What the task asks: The result should be every line in the data below that carries the string "Executive".
# # # #
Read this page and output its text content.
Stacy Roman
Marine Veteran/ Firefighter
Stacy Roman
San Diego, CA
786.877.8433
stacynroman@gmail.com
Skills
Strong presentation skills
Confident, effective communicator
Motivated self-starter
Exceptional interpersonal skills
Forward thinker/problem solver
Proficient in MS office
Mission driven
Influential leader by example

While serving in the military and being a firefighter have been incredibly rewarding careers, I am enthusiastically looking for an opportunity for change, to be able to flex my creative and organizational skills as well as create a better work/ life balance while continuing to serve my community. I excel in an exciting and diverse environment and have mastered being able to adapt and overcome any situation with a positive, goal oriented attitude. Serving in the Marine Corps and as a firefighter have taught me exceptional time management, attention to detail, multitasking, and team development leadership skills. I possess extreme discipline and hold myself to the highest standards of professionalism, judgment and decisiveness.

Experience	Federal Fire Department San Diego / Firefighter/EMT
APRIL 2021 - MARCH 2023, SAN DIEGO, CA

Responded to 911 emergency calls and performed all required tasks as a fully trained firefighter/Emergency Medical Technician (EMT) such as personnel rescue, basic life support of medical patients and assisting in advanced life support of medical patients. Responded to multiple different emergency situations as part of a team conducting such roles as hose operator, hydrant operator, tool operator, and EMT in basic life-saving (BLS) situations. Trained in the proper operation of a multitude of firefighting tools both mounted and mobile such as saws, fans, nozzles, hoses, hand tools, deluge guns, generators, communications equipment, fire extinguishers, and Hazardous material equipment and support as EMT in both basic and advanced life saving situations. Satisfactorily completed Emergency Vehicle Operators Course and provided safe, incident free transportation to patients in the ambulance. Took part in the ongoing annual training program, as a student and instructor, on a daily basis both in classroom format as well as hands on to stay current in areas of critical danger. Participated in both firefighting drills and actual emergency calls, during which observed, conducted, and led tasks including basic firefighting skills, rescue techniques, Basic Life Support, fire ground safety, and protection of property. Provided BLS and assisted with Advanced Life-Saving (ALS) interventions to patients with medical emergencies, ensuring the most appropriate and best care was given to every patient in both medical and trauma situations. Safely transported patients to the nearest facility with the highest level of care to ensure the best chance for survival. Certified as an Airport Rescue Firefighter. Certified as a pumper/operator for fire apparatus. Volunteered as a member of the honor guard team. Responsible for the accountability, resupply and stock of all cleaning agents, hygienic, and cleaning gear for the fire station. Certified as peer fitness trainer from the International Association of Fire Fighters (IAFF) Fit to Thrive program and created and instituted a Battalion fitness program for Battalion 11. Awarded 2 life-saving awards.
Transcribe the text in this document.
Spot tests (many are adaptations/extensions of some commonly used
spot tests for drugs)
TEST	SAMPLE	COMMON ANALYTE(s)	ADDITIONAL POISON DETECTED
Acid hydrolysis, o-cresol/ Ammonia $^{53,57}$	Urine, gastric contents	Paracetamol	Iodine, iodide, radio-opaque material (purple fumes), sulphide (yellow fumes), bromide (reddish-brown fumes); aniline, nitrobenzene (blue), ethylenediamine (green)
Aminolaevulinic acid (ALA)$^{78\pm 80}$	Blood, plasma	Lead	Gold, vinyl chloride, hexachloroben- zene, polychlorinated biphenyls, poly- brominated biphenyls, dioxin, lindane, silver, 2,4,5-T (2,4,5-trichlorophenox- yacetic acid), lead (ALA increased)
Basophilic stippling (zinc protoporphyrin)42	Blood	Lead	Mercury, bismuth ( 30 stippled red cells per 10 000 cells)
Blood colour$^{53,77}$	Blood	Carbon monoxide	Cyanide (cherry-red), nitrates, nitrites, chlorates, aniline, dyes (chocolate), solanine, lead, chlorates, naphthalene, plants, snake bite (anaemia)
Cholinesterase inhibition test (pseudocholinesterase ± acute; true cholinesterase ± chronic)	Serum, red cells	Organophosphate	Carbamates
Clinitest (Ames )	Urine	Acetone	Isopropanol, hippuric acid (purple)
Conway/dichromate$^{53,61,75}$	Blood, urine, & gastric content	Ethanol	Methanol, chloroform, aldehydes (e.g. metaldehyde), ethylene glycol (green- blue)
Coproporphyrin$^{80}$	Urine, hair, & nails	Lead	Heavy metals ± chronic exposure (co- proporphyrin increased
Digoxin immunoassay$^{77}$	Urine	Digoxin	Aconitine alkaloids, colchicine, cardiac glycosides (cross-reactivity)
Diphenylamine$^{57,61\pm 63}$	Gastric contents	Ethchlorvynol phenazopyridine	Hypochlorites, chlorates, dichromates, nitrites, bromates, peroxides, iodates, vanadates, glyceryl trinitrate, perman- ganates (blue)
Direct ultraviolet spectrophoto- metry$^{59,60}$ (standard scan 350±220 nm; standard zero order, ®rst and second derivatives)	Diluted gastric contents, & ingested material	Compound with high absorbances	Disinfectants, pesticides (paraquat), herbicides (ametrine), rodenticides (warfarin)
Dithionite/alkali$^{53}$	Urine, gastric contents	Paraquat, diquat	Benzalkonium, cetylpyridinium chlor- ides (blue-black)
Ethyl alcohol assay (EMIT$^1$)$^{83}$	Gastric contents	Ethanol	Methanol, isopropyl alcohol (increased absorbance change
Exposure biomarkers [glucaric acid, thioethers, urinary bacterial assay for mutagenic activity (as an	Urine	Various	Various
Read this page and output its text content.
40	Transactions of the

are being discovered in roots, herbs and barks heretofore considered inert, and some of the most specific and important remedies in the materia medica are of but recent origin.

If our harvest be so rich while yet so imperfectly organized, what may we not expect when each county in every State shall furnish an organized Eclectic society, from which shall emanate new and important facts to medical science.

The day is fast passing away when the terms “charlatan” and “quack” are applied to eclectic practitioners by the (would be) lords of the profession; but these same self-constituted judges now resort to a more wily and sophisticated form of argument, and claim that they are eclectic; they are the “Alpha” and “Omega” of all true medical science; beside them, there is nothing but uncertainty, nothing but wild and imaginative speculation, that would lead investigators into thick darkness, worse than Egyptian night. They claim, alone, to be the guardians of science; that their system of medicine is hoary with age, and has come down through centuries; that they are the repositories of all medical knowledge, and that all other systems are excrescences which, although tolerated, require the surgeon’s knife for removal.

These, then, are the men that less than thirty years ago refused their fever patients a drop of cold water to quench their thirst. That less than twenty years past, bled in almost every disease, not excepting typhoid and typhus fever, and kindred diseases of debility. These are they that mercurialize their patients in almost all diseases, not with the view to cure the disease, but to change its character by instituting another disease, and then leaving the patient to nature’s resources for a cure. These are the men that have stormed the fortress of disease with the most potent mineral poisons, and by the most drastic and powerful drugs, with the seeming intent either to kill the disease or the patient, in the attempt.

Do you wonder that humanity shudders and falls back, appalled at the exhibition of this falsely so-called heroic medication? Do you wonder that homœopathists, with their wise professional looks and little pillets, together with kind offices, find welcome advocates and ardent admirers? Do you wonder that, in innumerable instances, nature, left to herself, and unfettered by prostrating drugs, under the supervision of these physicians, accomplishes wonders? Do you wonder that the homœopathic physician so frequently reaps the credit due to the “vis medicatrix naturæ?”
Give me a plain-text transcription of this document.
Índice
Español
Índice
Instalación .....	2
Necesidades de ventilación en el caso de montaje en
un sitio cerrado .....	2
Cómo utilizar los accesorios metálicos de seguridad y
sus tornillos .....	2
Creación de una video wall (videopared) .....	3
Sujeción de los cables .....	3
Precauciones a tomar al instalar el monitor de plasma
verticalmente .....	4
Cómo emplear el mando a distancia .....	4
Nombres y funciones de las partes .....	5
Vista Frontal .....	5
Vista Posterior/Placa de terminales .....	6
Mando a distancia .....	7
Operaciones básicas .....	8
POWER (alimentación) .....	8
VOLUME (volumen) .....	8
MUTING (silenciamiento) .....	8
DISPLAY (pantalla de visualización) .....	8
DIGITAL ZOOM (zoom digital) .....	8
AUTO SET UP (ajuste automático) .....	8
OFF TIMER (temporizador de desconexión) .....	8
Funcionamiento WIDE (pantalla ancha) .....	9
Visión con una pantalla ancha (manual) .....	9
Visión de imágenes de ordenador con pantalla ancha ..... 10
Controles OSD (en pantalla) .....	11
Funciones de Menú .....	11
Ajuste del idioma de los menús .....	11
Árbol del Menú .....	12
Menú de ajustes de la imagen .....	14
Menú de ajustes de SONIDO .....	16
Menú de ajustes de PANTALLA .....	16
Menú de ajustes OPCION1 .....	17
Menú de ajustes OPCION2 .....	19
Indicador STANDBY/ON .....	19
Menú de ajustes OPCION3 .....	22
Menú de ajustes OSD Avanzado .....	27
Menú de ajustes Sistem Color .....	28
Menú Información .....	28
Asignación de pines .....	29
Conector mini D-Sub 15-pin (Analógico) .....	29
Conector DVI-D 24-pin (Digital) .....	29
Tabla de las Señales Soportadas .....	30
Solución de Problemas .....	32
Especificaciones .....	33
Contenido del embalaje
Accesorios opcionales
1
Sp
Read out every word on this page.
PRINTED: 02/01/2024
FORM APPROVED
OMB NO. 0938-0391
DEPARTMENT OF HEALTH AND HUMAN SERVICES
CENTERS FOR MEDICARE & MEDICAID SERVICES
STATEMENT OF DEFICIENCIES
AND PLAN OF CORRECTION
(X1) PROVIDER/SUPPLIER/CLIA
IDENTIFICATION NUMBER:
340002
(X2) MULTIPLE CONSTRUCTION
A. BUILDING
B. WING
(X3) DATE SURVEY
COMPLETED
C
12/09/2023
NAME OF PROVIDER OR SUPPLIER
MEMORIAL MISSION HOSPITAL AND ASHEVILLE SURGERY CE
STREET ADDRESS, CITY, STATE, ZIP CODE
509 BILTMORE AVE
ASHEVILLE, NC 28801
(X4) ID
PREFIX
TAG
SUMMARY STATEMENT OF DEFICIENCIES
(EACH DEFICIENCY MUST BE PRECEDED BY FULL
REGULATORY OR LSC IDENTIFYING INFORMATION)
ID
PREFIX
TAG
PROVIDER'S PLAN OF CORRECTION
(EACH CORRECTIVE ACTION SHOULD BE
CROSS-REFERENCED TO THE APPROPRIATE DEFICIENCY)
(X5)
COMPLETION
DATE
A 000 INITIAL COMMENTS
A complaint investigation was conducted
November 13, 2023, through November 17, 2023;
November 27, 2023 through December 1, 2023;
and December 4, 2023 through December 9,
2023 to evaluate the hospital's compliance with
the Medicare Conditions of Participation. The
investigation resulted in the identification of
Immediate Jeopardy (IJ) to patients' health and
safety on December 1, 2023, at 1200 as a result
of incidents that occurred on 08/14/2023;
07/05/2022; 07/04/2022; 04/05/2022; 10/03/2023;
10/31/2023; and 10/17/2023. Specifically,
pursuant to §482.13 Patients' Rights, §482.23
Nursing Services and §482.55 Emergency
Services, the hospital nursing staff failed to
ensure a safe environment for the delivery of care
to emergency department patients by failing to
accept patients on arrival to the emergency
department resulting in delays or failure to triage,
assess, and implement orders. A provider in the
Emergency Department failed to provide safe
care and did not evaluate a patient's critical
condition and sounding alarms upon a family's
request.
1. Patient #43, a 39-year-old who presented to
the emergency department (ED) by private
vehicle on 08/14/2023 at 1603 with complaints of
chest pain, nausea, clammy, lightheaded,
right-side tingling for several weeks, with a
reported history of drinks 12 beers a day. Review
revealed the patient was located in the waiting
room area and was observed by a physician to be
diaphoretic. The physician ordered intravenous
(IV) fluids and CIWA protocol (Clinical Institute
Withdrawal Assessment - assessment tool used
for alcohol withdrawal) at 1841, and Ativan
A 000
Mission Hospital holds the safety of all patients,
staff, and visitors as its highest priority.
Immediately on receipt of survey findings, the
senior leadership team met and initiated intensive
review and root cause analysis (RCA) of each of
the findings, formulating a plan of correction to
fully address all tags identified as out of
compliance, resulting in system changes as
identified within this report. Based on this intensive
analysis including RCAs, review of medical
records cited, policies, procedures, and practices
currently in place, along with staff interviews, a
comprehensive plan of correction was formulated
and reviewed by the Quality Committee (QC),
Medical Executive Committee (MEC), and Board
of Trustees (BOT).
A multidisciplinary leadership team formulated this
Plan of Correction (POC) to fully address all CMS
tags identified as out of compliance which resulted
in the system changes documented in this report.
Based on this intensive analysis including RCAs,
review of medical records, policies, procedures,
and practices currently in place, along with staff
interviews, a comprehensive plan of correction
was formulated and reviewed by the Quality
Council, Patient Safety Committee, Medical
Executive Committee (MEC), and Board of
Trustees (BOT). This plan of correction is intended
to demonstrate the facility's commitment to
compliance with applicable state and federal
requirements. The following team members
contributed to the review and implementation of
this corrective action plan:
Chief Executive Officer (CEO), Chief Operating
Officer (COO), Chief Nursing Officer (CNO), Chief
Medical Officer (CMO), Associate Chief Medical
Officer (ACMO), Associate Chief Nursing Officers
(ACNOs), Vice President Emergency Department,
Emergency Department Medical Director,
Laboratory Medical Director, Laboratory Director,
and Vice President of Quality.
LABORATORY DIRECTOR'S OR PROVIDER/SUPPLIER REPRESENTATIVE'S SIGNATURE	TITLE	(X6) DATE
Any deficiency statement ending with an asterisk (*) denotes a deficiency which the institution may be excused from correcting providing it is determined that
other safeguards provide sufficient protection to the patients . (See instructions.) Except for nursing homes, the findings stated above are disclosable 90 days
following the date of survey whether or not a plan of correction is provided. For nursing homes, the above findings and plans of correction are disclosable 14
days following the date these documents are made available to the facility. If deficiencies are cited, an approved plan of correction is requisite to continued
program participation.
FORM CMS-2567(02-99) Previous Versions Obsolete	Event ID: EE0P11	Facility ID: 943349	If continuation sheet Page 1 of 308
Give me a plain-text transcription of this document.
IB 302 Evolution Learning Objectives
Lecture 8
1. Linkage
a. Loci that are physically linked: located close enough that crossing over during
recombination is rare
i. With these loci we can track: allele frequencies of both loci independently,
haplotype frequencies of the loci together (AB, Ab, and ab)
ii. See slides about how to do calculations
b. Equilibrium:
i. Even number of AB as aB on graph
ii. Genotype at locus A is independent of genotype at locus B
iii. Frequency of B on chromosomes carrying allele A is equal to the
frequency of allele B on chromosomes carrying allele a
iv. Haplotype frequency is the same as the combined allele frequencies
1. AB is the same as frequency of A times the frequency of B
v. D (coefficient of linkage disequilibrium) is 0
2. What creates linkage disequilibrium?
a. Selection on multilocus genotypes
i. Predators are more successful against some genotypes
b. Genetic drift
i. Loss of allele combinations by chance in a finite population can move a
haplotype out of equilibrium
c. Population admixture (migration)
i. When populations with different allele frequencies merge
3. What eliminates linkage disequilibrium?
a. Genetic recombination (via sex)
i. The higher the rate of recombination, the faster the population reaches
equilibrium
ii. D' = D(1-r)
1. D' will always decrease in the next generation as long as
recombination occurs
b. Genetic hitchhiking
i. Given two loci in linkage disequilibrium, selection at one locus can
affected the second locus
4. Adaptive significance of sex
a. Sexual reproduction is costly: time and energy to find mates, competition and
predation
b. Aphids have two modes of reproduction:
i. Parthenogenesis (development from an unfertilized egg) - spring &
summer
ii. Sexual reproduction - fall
# # # #
Reply to the exercise:
Medical Executive Committee (MEC), and Board
Executive Committee (MEC), and Board of
Chief Executive Officer (CEO), Chief Operating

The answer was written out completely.